WHAT THE TASK REQUIRES:
Your task is to repeat the entries word for word while leaving out the pictures.

◇ ◇ ◇

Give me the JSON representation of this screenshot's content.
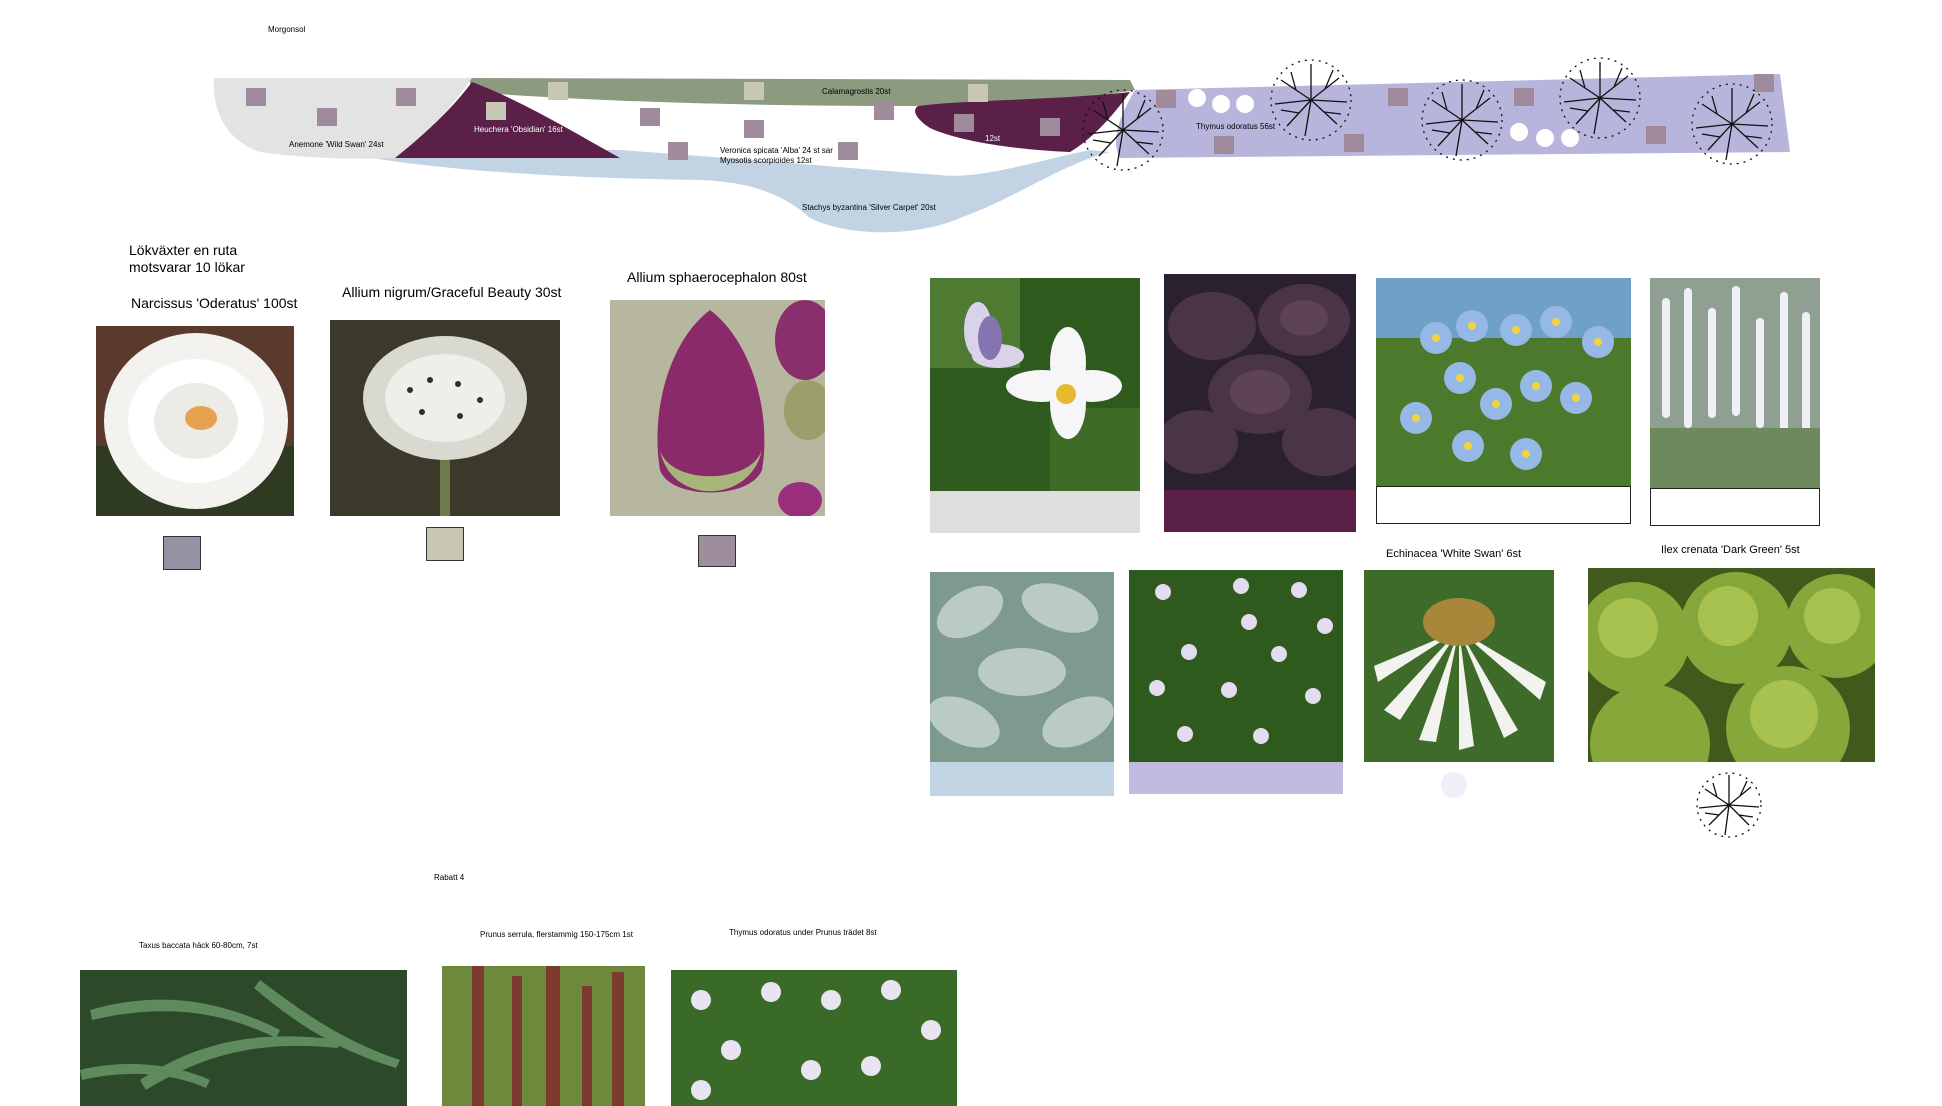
{
  "plan": {
    "morning_sun_label": "Morgonsol",
    "labels": {
      "anemone": "Anemone 'Wild Swan' 24st",
      "heuchera": "Heuchera 'Obsidian' 16st",
      "calamagrostis": "Calamagrostis 20st",
      "veronica": "Veronica spicata 'Alba' 24 st sar",
      "myosotis": "Myosotis scorpioides 12st",
      "twelve": "12st",
      "thymus": "Thymus odoratus 56st",
      "stachys": "Stachys byzantina 'Silver Carpet' 20st"
    },
    "colors": {
      "anemone_zone": "#e3e3e3",
      "heuchera_zone": "#5a2048",
      "calamagrostis_zone": "#8c9a80",
      "stachys_zone": "#c2d4e4",
      "thymus_zone": "#b8b5dd",
      "bulb_squares": "#a08b9c",
      "allium_nigrum_squares": "#c8c7b4"
    }
  },
  "bulbs": {
    "note_line1": "Lökväxter en ruta",
    "note_line2": "motsvarar 10 lökar",
    "narcissus": "Narcissus 'Oderatus' 100st",
    "allium_nigrum": "Allium nigrum/Graceful Beauty 30st",
    "allium_sphaero": "Allium sphaerocephalon 80st"
  },
  "perennials": {
    "echinacea": "Echinacea 'White Swan' 6st",
    "ilex": "Ilex crenata 'Dark Green' 5st"
  },
  "rabatt4": {
    "title": "Rabatt 4",
    "taxus": "Taxus baccata häck 60-80cm, 7st",
    "prunus": "Prunus serrula, flerstammig 150-175cm 1st",
    "thymus_under": "Thymus odoratus under Prunus trädet 8st"
  }
}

◇ ◇ ◇

EXERCISE RESULT:
Give me the JSON representation of this screenshot's content.
{
  "plan": {
    "morning_sun_label": "Morgonsol",
    "labels": {
      "anemone": "Anemone 'Wild Swan' 24st",
      "heuchera": "Heuchera 'Obsidian' 16st",
      "calamagrostis": "Calamagrostis 20st",
      "veronica": "Veronica spicata 'Alba' 24 st sar",
      "myosotis": "Myosotis scorpioides 12st",
      "twelve": "12st",
      "thymus": "Thymus odoratus 56st",
      "stachys": "Stachys byzantina 'Silver Carpet' 20st"
    },
    "colors": {
      "anemone_zone": "#e3e3e3",
      "heuchera_zone": "#5a2048",
      "calamagrostis_zone": "#8c9a80",
      "stachys_zone": "#c2d4e4",
      "thymus_zone": "#b8b5dd",
      "bulb_squares": "#a08b9c",
      "allium_nigrum_squares": "#c8c7b4"
    }
  },
  "bulbs": {
    "note_line1": "Lökväxter en ruta",
    "note_line2": "motsvarar 10 lökar",
    "narcissus": "Narcissus 'Oderatus' 100st",
    "allium_nigrum": "Allium nigrum/Graceful Beauty 30st",
    "allium_sphaero": "Allium sphaerocephalon 80st"
  },
  "perennials": {
    "echinacea": "Echinacea 'White Swan' 6st",
    "ilex": "Ilex crenata 'Dark Green' 5st"
  },
  "rabatt4": {
    "title": "Rabatt 4",
    "taxus": "Taxus baccata häck 60-80cm, 7st",
    "prunus": "Prunus serrula, flerstammig 150-175cm 1st",
    "thymus_under": "Thymus odoratus under Prunus trädet 8st"
  }
}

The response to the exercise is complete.